**Given records:**
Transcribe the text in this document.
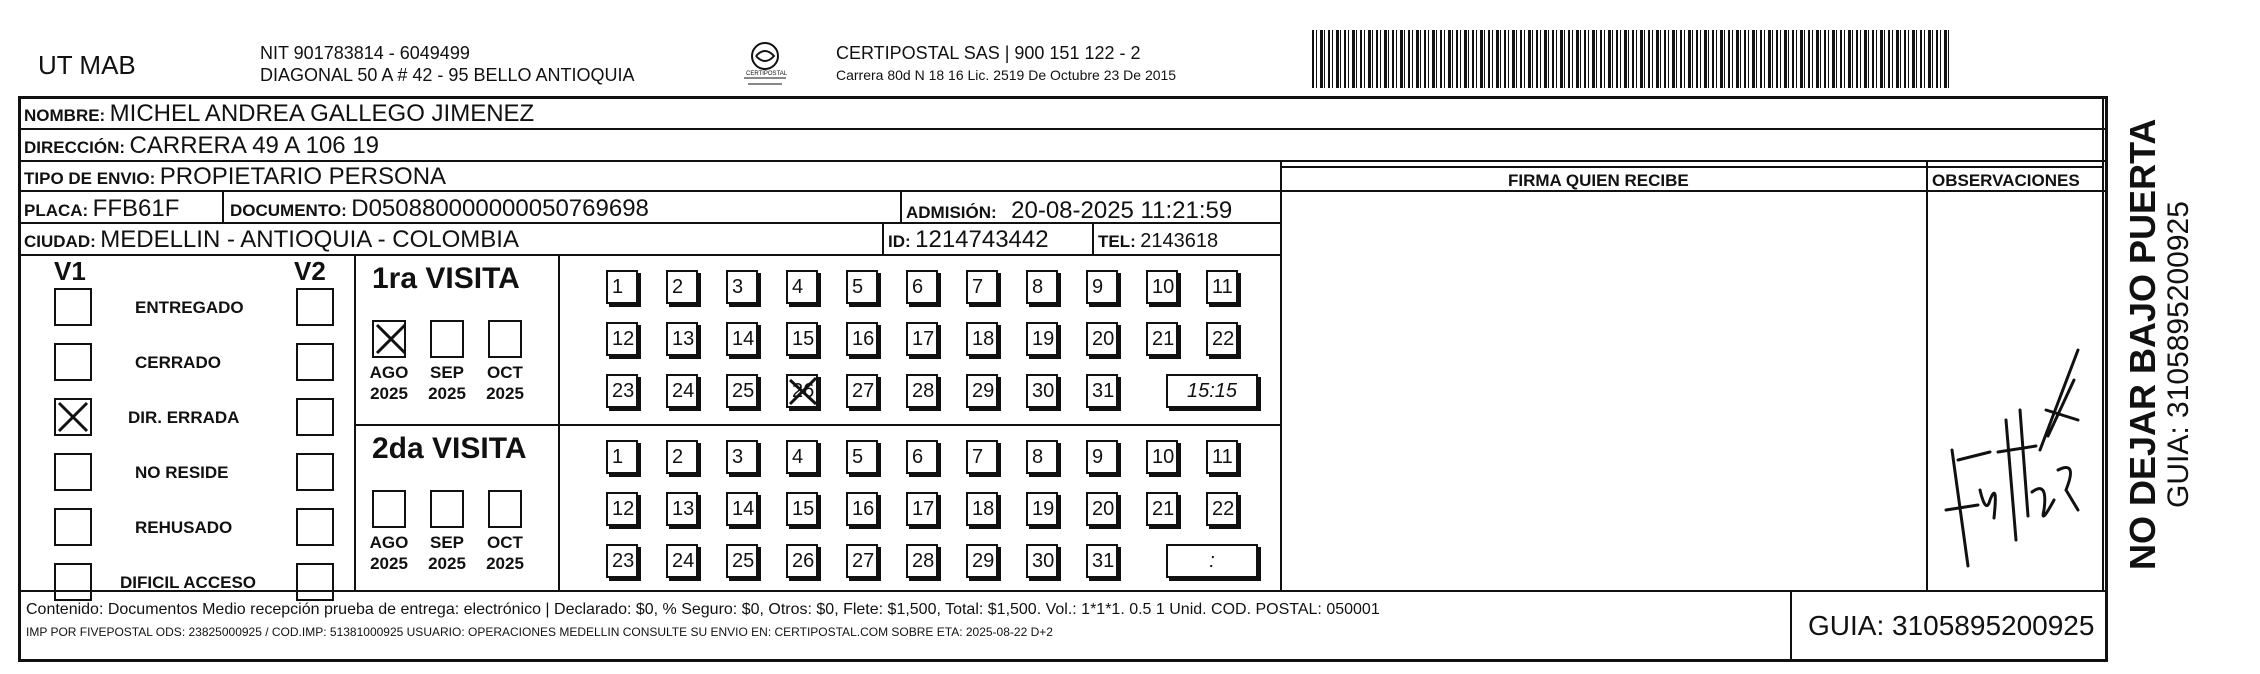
UT MAB	NIT 901783814 - 6049499
DIAGONAL 50 A # 42 - 95 BELLO ANTIOQUIA	CERTIPOSTAL
CERTIPOSTAL SAS | 900 151 122 - 2
Carrera 80d N 18 16 Lic. 2519 De Octubre 23 De 2015
NOMBRE: MICHEL ANDREA GALLEGO JIMENEZ
DIRECCIÓN: CARRERA 49 A 106 19
TIPO DE ENVIO: PROPIETARIO PERSONA	FIRMA QUIEN RECIBE	OBSERVACIONES
PLACA: FFB61F	DOCUMENTO: D050880000000050769698	ADMISIÓN: 20-08-2025 11:21:59
CIUDAD: MEDELLIN - ANTIOQUIA - COLOMBIA	ID: 1214743442	TEL: 2143618
V1	V2
ENTREGADO
CERRADO
DIR. ERRADA
NO RESIDE
REHUSADO
DIFICIL ACCESO
1ra VISITA
AGO
2025
SEP
2025
OCT
2025
1	2	3	4	5	6	7	8	9	10	11
12	13	14	15	16	17	18	19	20	21	22
23	24	25	26	27	28	29	30	31	15:15
2da VISITA
AGO
2025
SEP
2025
OCT
2025
1	2	3	4	5	6	7	8	9	10	11
12	13	14	15	16	17	18	19	20	21	22
23	24	25	26	27	28	29	30	31	:
Contenido: Documentos Medio recepción prueba de entrega: electrónico | Declarado: $0, % Seguro: $0, Otros: $0, Flete: $1,500, Total: $1,500. Vol.: 1*1*1. 0.5 1 Unid. COD. POSTAL: 050001
IMP POR FIVEPOSTAL ODS: 23825000925 / COD.IMP: 51381000925 USUARIO: OPERACIONES MEDELLIN CONSULTE SU ENVIO EN: CERTIPOSTAL.COM SOBRE ETA: 2025-08-22 D+2	GUIA: 3105895200925
NO DEJAR BAJO PUERTA GUIA: 3105895200925
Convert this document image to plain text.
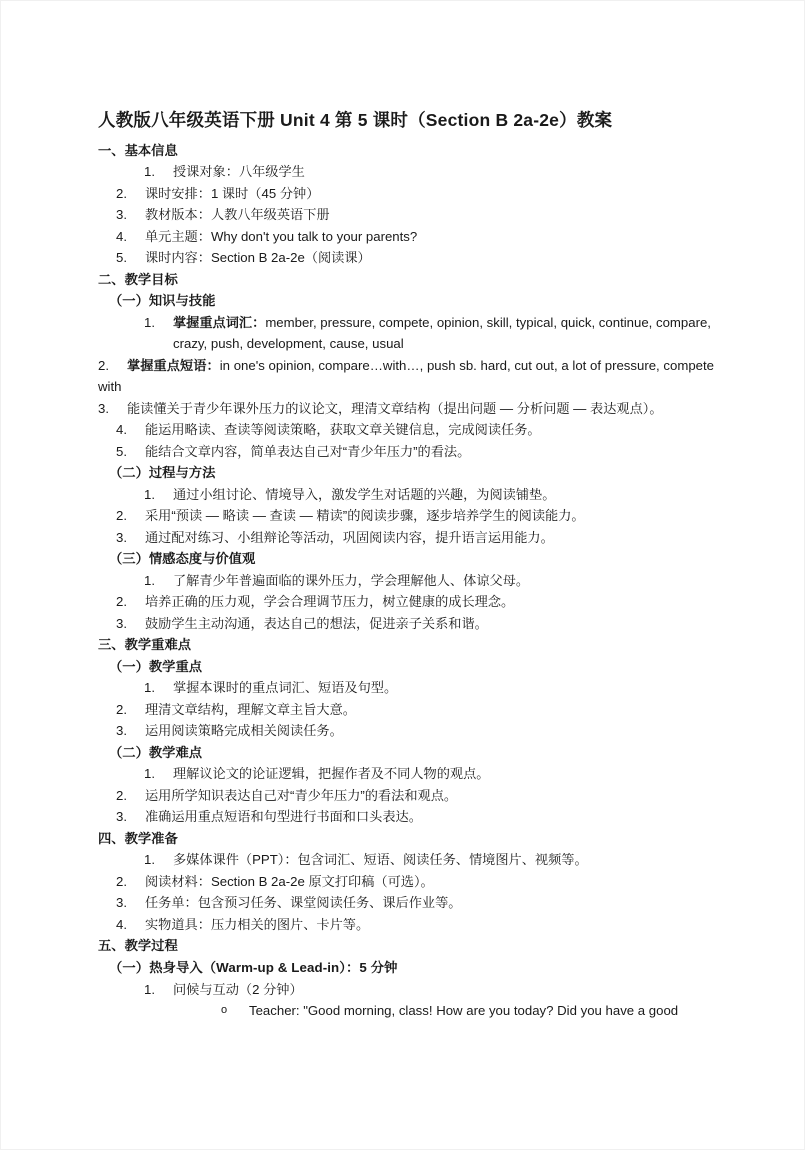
人教版八年级英语下册 Unit 4 第 5 课时（Section B 2a-2e）教案
一、基本信息
1.	授课对象：八年级学生
2.	课时安排：1 课时（45 分钟）
3.	教材版本：人教八年级英语下册
4.	单元主题：Why don't you talk to your parents?
5.	课时内容：Section B 2a-2e（阅读课）
二、教学目标
（一）知识与技能
1.	掌握重点词汇：member, pressure, compete, opinion, skill, typical, quick, continue, compare, crazy, push, development, cause, usual
2. 掌握重点短语：in one's opinion, compare…with…, push sb. hard, cut out, a lot of pressure, compete with
3. 能读懂关于青少年课外压力的议论文，理清文章结构（提出问题 — 分析问题 — 表达观点）。
4.	能运用略读、查读等阅读策略，获取文章关键信息，完成阅读任务。
5.	能结合文章内容，简单表达自己对“青少年压力”的看法。
（二）过程与方法
1.	通过小组讨论、情境导入，激发学生对话题的兴趣，为阅读铺垫。
2.	采用“预读 — 略读 — 查读 — 精读”的阅读步骤，逐步培养学生的阅读能力。
3.	通过配对练习、小组辩论等活动，巩固阅读内容，提升语言运用能力。
（三）情感态度与价值观
1.	了解青少年普遍面临的课外压力，学会理解他人、体谅父母。
2.	培养正确的压力观，学会合理调节压力，树立健康的成长理念。
3.	鼓励学生主动沟通，表达自己的想法，促进亲子关系和谐。
三、教学重难点
（一）教学重点
1.	掌握本课时的重点词汇、短语及句型。
2.	理清文章结构，理解文章主旨大意。
3.	运用阅读策略完成相关阅读任务。
（二）教学难点
1.	理解议论文的论证逻辑，把握作者及不同人物的观点。
2.	运用所学知识表达自己对“青少年压力”的看法和观点。
3.	准确运用重点短语和句型进行书面和口头表达。
四、教学准备
1.	多媒体课件（PPT）：包含词汇、短语、阅读任务、情境图片、视频等。
2.	阅读材料：Section B 2a-2e 原文打印稿（可选）。
3.	任务单：包含预习任务、课堂阅读任务、课后作业等。
4.	实物道具：压力相关的图片、卡片等。
五、教学过程
（一）热身导入（Warm-up & Lead-in）：5 分钟
1.	问候与互动（2 分钟）
o	Teacher: "Good morning, class! How are you today? Did you have a good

**Exercise task:**
Word for word, restate the lines from the one containing "Convert this document image to plain text." through the end of the listing, and nothing more. Skip the pictures.

**Output below:**
Convert this document image to plain text.
人教版八年级英语下册 Unit 4 第 5 课时（Section B 2a-2e）教案
一、基本信息
1.	授课对象：八年级学生
2.	课时安排：1 课时（45 分钟）
3.	教材版本：人教八年级英语下册
4.	单元主题：Why don't you talk to your parents?
5.	课时内容：Section B 2a-2e（阅读课）
二、教学目标
（一）知识与技能
1.	掌握重点词汇：member, pressure, compete, opinion, skill, typical, quick, continue, compare, crazy, push, development, cause, usual
2. 掌握重点短语：in one's opinion, compare…with…, push sb. hard, cut out, a lot of pressure, compete with
3. 能读懂关于青少年课外压力的议论文，理清文章结构（提出问题 — 分析问题 — 表达观点）。
4.	能运用略读、查读等阅读策略，获取文章关键信息，完成阅读任务。
5.	能结合文章内容，简单表达自己对“青少年压力”的看法。
（二）过程与方法
1.	通过小组讨论、情境导入，激发学生对话题的兴趣，为阅读铺垫。
2.	采用“预读 — 略读 — 查读 — 精读”的阅读步骤，逐步培养学生的阅读能力。
3.	通过配对练习、小组辩论等活动，巩固阅读内容，提升语言运用能力。
（三）情感态度与价值观
1.	了解青少年普遍面临的课外压力，学会理解他人、体谅父母。
2.	培养正确的压力观，学会合理调节压力，树立健康的成长理念。
3.	鼓励学生主动沟通，表达自己的想法，促进亲子关系和谐。
三、教学重难点
（一）教学重点
1.	掌握本课时的重点词汇、短语及句型。
2.	理清文章结构，理解文章主旨大意。
3.	运用阅读策略完成相关阅读任务。
（二）教学难点
1.	理解议论文的论证逻辑，把握作者及不同人物的观点。
2.	运用所学知识表达自己对“青少年压力”的看法和观点。
3.	准确运用重点短语和句型进行书面和口头表达。
四、教学准备
1.	多媒体课件（PPT）：包含词汇、短语、阅读任务、情境图片、视频等。
2.	阅读材料：Section B 2a-2e 原文打印稿（可选）。
3.	任务单：包含预习任务、课堂阅读任务、课后作业等。
4.	实物道具：压力相关的图片、卡片等。
五、教学过程
（一）热身导入（Warm-up & Lead-in）：5 分钟
1.	问候与互动（2 分钟）
o	Teacher: "Good morning, class! How are you today? Did you have a good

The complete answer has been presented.